*WORK INSTRUCTIONS*:
All records should be reproduced verbatim.

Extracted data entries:
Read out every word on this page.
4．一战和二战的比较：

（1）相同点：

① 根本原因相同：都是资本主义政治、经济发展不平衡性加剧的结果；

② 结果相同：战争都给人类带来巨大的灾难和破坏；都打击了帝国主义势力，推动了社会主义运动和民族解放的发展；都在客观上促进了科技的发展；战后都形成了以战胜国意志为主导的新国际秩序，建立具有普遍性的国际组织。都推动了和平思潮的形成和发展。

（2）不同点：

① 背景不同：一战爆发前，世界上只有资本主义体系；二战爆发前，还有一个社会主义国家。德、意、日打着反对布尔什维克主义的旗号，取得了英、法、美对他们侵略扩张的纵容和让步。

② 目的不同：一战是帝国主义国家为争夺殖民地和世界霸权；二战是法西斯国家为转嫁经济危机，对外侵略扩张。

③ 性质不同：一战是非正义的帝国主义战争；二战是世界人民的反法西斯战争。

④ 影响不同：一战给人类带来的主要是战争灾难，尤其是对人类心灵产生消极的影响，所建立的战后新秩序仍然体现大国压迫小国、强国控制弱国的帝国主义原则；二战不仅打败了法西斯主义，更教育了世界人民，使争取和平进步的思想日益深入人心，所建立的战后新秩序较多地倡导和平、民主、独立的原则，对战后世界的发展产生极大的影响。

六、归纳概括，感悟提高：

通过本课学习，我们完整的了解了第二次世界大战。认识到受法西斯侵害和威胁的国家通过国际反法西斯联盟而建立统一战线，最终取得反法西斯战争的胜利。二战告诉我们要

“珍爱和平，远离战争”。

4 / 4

*FINISHED EXERCISE*:
Read out every word on this page.
4．一战和二战的比较：

（1）相同点：

① 根本原因相同：都是资本主义政治、经济发展不平衡性加剧的结果；

② 结果相同：战争都给人类带来巨大的灾难和破坏；都打击了帝国主义势力，推动了社会主义运动和民族解放的发展；都在客观上促进了科技的发展；战后都形成了以战胜国意志为主导的新国际秩序，建立具有普遍性的国际组织。都推动了和平思潮的形成和发展。

（2）不同点：

① 背景不同：一战爆发前，世界上只有资本主义体系；二战爆发前，还有一个社会主义国家。德、意、日打着反对布尔什维克主义的旗号，取得了英、法、美对他们侵略扩张的纵容和让步。

② 目的不同：一战是帝国主义国家为争夺殖民地和世界霸权；二战是法西斯国家为转嫁经济危机，对外侵略扩张。

③ 性质不同：一战是非正义的帝国主义战争；二战是世界人民的反法西斯战争。

④ 影响不同：一战给人类带来的主要是战争灾难，尤其是对人类心灵产生消极的影响，所建立的战后新秩序仍然体现大国压迫小国、强国控制弱国的帝国主义原则；二战不仅打败了法西斯主义，更教育了世界人民，使争取和平进步的思想日益深入人心，所建立的战后新秩序较多地倡导和平、民主、独立的原则，对战后世界的发展产生极大的影响。

六、归纳概括，感悟提高：

通过本课学习，我们完整的了解了第二次世界大战。认识到受法西斯侵害和威胁的国家通过国际反法西斯联盟而建立统一战线，最终取得反法西斯战争的胜利。二战告诉我们要

“珍爱和平，远离战争”。

4 / 4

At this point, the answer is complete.